**STATED PROBLEM**
Print all entries word for word.

**DATA SUPPLIED**
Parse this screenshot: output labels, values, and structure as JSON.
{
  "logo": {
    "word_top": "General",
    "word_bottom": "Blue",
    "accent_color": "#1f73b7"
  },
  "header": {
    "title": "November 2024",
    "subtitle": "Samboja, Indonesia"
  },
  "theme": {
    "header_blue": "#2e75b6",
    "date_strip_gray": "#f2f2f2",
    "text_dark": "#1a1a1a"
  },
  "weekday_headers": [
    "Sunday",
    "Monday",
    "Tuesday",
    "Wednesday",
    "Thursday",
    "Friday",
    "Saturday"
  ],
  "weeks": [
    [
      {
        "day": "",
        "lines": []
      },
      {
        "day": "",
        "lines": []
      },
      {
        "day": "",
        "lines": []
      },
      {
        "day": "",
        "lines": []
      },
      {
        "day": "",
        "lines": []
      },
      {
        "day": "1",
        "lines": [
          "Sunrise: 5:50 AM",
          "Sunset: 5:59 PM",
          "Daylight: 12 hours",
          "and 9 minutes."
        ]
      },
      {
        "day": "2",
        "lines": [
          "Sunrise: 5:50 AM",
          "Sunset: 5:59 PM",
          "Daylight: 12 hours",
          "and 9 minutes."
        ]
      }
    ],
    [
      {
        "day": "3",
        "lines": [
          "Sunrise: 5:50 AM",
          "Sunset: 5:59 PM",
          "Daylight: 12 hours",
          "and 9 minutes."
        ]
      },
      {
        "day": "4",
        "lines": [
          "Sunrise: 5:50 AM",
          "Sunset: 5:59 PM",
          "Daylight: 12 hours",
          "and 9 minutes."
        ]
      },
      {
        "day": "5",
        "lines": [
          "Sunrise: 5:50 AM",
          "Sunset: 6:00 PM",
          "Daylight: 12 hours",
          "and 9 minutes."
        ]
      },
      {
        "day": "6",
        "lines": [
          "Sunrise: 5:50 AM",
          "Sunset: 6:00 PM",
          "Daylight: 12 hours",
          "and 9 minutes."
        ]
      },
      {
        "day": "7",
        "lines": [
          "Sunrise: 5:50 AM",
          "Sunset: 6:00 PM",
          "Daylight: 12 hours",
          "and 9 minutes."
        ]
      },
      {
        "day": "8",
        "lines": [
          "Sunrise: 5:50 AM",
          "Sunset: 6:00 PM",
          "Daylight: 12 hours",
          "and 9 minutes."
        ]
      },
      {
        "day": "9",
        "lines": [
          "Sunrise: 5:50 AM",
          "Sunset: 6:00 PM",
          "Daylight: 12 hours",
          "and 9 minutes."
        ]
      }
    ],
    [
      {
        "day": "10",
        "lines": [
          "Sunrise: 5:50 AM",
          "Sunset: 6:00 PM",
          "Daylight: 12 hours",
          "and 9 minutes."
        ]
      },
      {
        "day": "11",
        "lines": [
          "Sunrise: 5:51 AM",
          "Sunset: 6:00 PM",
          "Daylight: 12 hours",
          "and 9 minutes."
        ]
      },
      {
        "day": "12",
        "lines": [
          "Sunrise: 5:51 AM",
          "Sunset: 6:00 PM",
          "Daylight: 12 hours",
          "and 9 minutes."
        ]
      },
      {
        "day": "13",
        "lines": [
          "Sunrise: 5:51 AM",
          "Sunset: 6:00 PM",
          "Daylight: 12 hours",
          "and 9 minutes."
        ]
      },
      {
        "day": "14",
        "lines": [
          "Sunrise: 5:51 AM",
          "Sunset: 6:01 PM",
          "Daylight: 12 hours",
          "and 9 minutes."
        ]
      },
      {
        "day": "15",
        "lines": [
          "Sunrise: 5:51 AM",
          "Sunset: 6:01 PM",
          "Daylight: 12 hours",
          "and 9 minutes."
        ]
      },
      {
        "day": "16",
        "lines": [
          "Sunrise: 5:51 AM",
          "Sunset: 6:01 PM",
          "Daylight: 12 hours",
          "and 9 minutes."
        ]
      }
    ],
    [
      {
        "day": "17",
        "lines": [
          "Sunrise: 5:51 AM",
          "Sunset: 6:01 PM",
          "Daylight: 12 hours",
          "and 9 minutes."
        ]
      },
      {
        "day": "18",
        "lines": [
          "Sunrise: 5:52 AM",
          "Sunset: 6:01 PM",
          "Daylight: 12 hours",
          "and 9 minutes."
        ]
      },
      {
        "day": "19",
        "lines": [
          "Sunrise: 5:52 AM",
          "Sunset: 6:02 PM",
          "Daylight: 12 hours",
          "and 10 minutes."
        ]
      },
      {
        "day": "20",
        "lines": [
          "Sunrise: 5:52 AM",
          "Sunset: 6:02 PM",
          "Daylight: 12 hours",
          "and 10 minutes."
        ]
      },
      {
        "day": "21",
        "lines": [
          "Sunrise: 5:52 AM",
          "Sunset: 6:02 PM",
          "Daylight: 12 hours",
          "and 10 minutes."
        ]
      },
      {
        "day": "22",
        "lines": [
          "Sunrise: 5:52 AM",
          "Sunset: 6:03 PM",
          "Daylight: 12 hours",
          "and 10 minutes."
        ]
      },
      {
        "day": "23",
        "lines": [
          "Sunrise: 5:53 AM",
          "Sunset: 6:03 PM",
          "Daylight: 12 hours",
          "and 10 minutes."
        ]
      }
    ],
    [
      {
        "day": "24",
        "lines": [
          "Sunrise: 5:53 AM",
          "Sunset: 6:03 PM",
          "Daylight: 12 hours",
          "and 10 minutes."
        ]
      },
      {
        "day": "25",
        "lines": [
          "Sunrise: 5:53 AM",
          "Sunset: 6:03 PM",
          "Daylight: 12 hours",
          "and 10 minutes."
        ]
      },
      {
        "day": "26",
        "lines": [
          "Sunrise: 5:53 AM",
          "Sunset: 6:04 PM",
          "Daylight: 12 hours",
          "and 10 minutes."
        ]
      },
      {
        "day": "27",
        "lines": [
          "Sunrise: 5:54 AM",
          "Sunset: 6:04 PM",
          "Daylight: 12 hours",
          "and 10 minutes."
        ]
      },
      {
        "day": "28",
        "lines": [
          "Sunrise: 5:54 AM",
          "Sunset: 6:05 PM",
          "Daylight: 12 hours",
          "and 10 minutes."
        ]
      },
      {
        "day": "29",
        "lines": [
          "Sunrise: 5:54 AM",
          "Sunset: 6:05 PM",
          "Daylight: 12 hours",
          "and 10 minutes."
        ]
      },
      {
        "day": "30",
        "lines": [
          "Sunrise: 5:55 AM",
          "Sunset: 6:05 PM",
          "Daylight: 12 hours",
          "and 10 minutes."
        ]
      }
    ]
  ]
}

**WRITTEN ANSWER**
Parse this screenshot: output labels, values, and structure as JSON.
{
  "logo": {
    "word_top": "General",
    "word_bottom": "Blue",
    "accent_color": "#1f73b7"
  },
  "header": {
    "title": "November 2024",
    "subtitle": "Samboja, Indonesia"
  },
  "theme": {
    "header_blue": "#2e75b6",
    "date_strip_gray": "#f2f2f2",
    "text_dark": "#1a1a1a"
  },
  "weekday_headers": [
    "Sunday",
    "Monday",
    "Tuesday",
    "Wednesday",
    "Thursday",
    "Friday",
    "Saturday"
  ],
  "weeks": [
    [
      {
        "day": "",
        "lines": []
      },
      {
        "day": "",
        "lines": []
      },
      {
        "day": "",
        "lines": []
      },
      {
        "day": "",
        "lines": []
      },
      {
        "day": "",
        "lines": []
      },
      {
        "day": "1",
        "lines": [
          "Sunrise: 5:50 AM",
          "Sunset: 5:59 PM",
          "Daylight: 12 hours",
          "and 9 minutes."
        ]
      },
      {
        "day": "2",
        "lines": [
          "Sunrise: 5:50 AM",
          "Sunset: 5:59 PM",
          "Daylight: 12 hours",
          "and 9 minutes."
        ]
      }
    ],
    [
      {
        "day": "3",
        "lines": [
          "Sunrise: 5:50 AM",
          "Sunset: 5:59 PM",
          "Daylight: 12 hours",
          "and 9 minutes."
        ]
      },
      {
        "day": "4",
        "lines": [
          "Sunrise: 5:50 AM",
          "Sunset: 5:59 PM",
          "Daylight: 12 hours",
          "and 9 minutes."
        ]
      },
      {
        "day": "5",
        "lines": [
          "Sunrise: 5:50 AM",
          "Sunset: 6:00 PM",
          "Daylight: 12 hours",
          "and 9 minutes."
        ]
      },
      {
        "day": "6",
        "lines": [
          "Sunrise: 5:50 AM",
          "Sunset: 6:00 PM",
          "Daylight: 12 hours",
          "and 9 minutes."
        ]
      },
      {
        "day": "7",
        "lines": [
          "Sunrise: 5:50 AM",
          "Sunset: 6:00 PM",
          "Daylight: 12 hours",
          "and 9 minutes."
        ]
      },
      {
        "day": "8",
        "lines": [
          "Sunrise: 5:50 AM",
          "Sunset: 6:00 PM",
          "Daylight: 12 hours",
          "and 9 minutes."
        ]
      },
      {
        "day": "9",
        "lines": [
          "Sunrise: 5:50 AM",
          "Sunset: 6:00 PM",
          "Daylight: 12 hours",
          "and 9 minutes."
        ]
      }
    ],
    [
      {
        "day": "10",
        "lines": [
          "Sunrise: 5:50 AM",
          "Sunset: 6:00 PM",
          "Daylight: 12 hours",
          "and 9 minutes."
        ]
      },
      {
        "day": "11",
        "lines": [
          "Sunrise: 5:51 AM",
          "Sunset: 6:00 PM",
          "Daylight: 12 hours",
          "and 9 minutes."
        ]
      },
      {
        "day": "12",
        "lines": [
          "Sunrise: 5:51 AM",
          "Sunset: 6:00 PM",
          "Daylight: 12 hours",
          "and 9 minutes."
        ]
      },
      {
        "day": "13",
        "lines": [
          "Sunrise: 5:51 AM",
          "Sunset: 6:00 PM",
          "Daylight: 12 hours",
          "and 9 minutes."
        ]
      },
      {
        "day": "14",
        "lines": [
          "Sunrise: 5:51 AM",
          "Sunset: 6:01 PM",
          "Daylight: 12 hours",
          "and 9 minutes."
        ]
      },
      {
        "day": "15",
        "lines": [
          "Sunrise: 5:51 AM",
          "Sunset: 6:01 PM",
          "Daylight: 12 hours",
          "and 9 minutes."
        ]
      },
      {
        "day": "16",
        "lines": [
          "Sunrise: 5:51 AM",
          "Sunset: 6:01 PM",
          "Daylight: 12 hours",
          "and 9 minutes."
        ]
      }
    ],
    [
      {
        "day": "17",
        "lines": [
          "Sunrise: 5:51 AM",
          "Sunset: 6:01 PM",
          "Daylight: 12 hours",
          "and 9 minutes."
        ]
      },
      {
        "day": "18",
        "lines": [
          "Sunrise: 5:52 AM",
          "Sunset: 6:01 PM",
          "Daylight: 12 hours",
          "and 9 minutes."
        ]
      },
      {
        "day": "19",
        "lines": [
          "Sunrise: 5:52 AM",
          "Sunset: 6:02 PM",
          "Daylight: 12 hours",
          "and 10 minutes."
        ]
      },
      {
        "day": "20",
        "lines": [
          "Sunrise: 5:52 AM",
          "Sunset: 6:02 PM",
          "Daylight: 12 hours",
          "and 10 minutes."
        ]
      },
      {
        "day": "21",
        "lines": [
          "Sunrise: 5:52 AM",
          "Sunset: 6:02 PM",
          "Daylight: 12 hours",
          "and 10 minutes."
        ]
      },
      {
        "day": "22",
        "lines": [
          "Sunrise: 5:52 AM",
          "Sunset: 6:03 PM",
          "Daylight: 12 hours",
          "and 10 minutes."
        ]
      },
      {
        "day": "23",
        "lines": [
          "Sunrise: 5:53 AM",
          "Sunset: 6:03 PM",
          "Daylight: 12 hours",
          "and 10 minutes."
        ]
      }
    ],
    [
      {
        "day": "24",
        "lines": [
          "Sunrise: 5:53 AM",
          "Sunset: 6:03 PM",
          "Daylight: 12 hours",
          "and 10 minutes."
        ]
      },
      {
        "day": "25",
        "lines": [
          "Sunrise: 5:53 AM",
          "Sunset: 6:03 PM",
          "Daylight: 12 hours",
          "and 10 minutes."
        ]
      },
      {
        "day": "26",
        "lines": [
          "Sunrise: 5:53 AM",
          "Sunset: 6:04 PM",
          "Daylight: 12 hours",
          "and 10 minutes."
        ]
      },
      {
        "day": "27",
        "lines": [
          "Sunrise: 5:54 AM",
          "Sunset: 6:04 PM",
          "Daylight: 12 hours",
          "and 10 minutes."
        ]
      },
      {
        "day": "28",
        "lines": [
          "Sunrise: 5:54 AM",
          "Sunset: 6:05 PM",
          "Daylight: 12 hours",
          "and 10 minutes."
        ]
      },
      {
        "day": "29",
        "lines": [
          "Sunrise: 5:54 AM",
          "Sunset: 6:05 PM",
          "Daylight: 12 hours",
          "and 10 minutes."
        ]
      },
      {
        "day": "30",
        "lines": [
          "Sunrise: 5:55 AM",
          "Sunset: 6:05 PM",
          "Daylight: 12 hours",
          "and 10 minutes."
        ]
      }
    ]
  ]
}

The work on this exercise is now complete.